Text to read.
## BEGIN

These aspects are illustrated in the sequel for Process (1). The approach described before can be applied if we have identified a quality criterion for the final state $x(k+\Delta t)$. Analyzing the PRP’s good solutions, we have noted that the culture cell density $x_3(t)$ is monotonically increasing as a function of t. Therefore, we have considered the following quality criterion

$$x_3(k+\Delta t)-x_3(k)\ge 0$$

(16)

After process integration for all the values belonging to L, the ESTIMATOR must select only the control input values $u(k)$ that produce final states $x(k+\Delta t)$ meeting the quality criterion (16). Finally, the ESTIMATOR returns the narrower interval that covers all these values $u(k)$.

Remark 2:

Constraint (16) is insufficient to assure the monotony, but the value u(k) at hand can be eliminated if not met.

The value $x_3(k)$ is the initial state for the current sampling period, and it is known at the moment k. Because it is the initial state for all integrations, we denote this value $x_{30}$:

$$x_{30}=x_3(k)=\mathrm{constant}.$$

The value $x_3(k+\Delta t)$ could be considered as a function of control input $u(k)$. Figure 1 shows the dependence of the estimated state quality

$$x_3(u)-x_{30}$$

(17)

Upon the value $u$. Constraint (16) is fulfilled only by the values $u$ for which it holds

$$0.05\le u\le u_M=0.75$$

In our analysis, the minimum bound is always 0.05, which is not useful for having a shrunk control input range. That is why, for $u_m$-the minimum value of $R_k$-we have adopted the rule

$$u_m=\alpha \cdot u_M; \alpha \in (0,1)$$

(18)

Remark 3:

A small value for alfa $\alpha$ will cause the efficiency of the new control range to be very small. The range $R_k$ is too large, and the method’s advantage disappears. On the other hand, a big value for alfa $\alpha$ could involve the EA not to converge to the optimal solution. The range $R_k$ is too narrow, and the EA does not find the optimal control input values.

Simulations of the controller functioning for the PRP have proven an appropriate value $\alpha =0.2$. Hence the ESTIMATOR returns

$$R_k=\left[\alpha \cdot u_M, u_M\right]$$

Appendix B describes how Figure 1 is obtained using the ESTIMATOR and other programs, which the lecturer can use. Process (1) has an optimal evolution according to performance index (7), and the current state is $x(k)$ with $k=5$. The ESTIMATOR evaluates the future state $x(6)$ ($\Delta t$ equals the sampling period) for the control input values belonging to L. Because the state quality (17) has to be positive, the maximum control input value is $u_M=0.75$.

The blue segment corresponds to the shrunk control input range, that is

$$R_k=[0.15,0.75]; R_{{}_k}\subset [0,2]$$

.

## END

Material provided.
## BEGIN

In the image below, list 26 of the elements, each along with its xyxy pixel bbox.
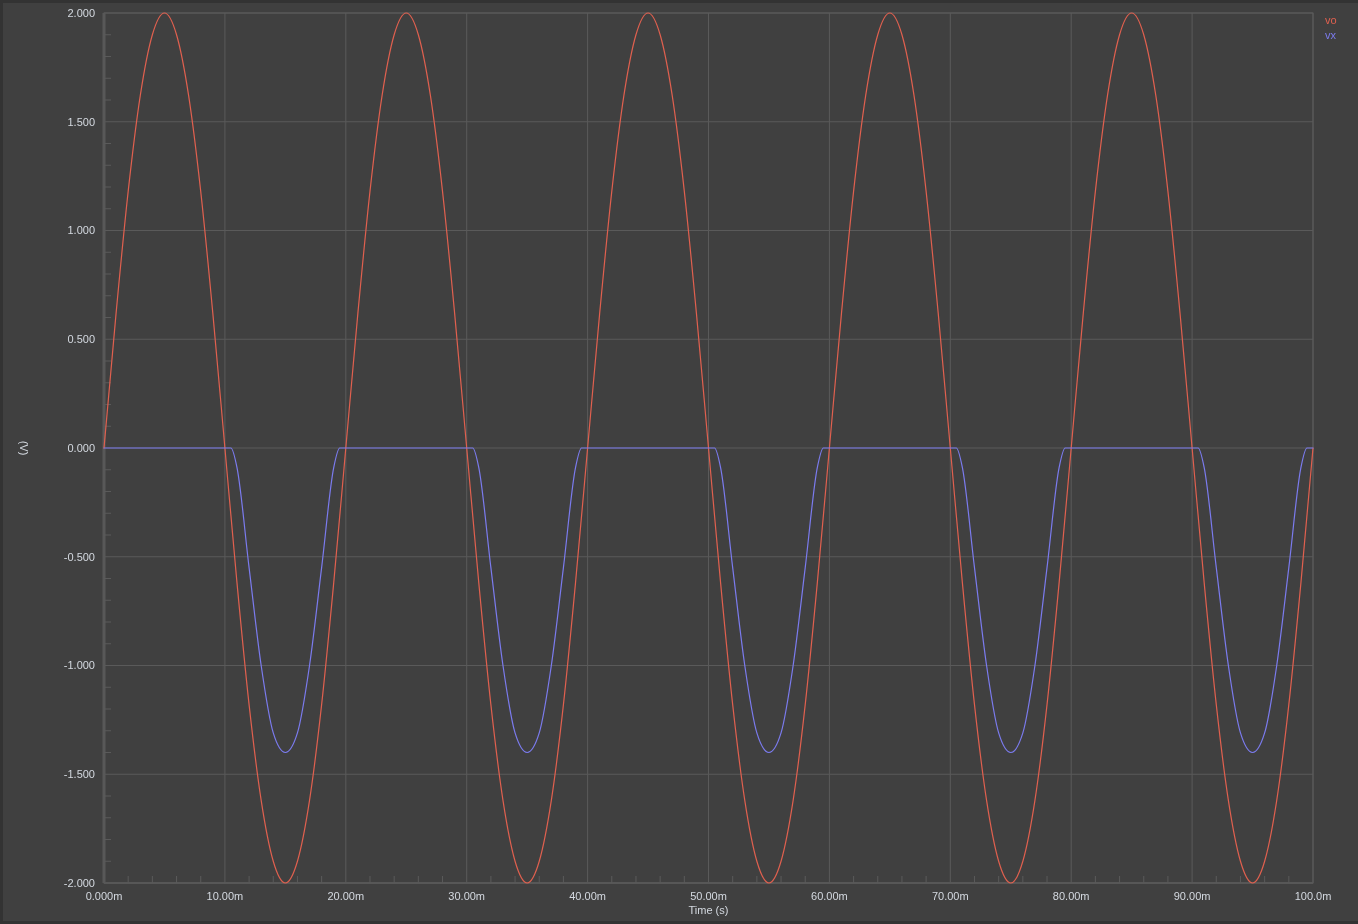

## END

Problems to solve.
(1) Answer these questions from the ESTIMATOR text:
(a) What value of alpha did simulations of the controller prove appropriate for the PRP?
(b) What is the maximum control input value u_M?
(c) In the example described after Appendix B is mentioned, what is the value of k for the current state?
(2) Please summarize the ESTIMATOR text in two sentences.
(3) Duplicate the part of the ESTIMATOR text starting with "After process integration" and going on through "these values $u(k)$.".
The listing above was taken from a different source than the text.

Expected answers.
(1)
(a) 0.2
(b) 0.75
(c) 5

(2) Because the culture cell density in good solutions of the PRP increases monotonically, the ESTIMATOR keeps only the control inputs whose final state satisfies x3(k+Δt) − x3(k) ≥ 0 and returns the narrower interval covering them. Since the lower bound is always 0.05, the minimum is set to α times the maximum value u_M = 0.75, and simulations showed α = 0.2 to be appropriate, giving the shrunk range [0.15, 0.75].

(3)
After process integration for all the values belonging to L, the ESTIMATOR must select only the control input values $u(k)$ that produce final states $x(k+\Delta t)$ meeting the quality criterion (16). Finally, the ESTIMATOR returns the narrower interval that covers all these values $u(k)$.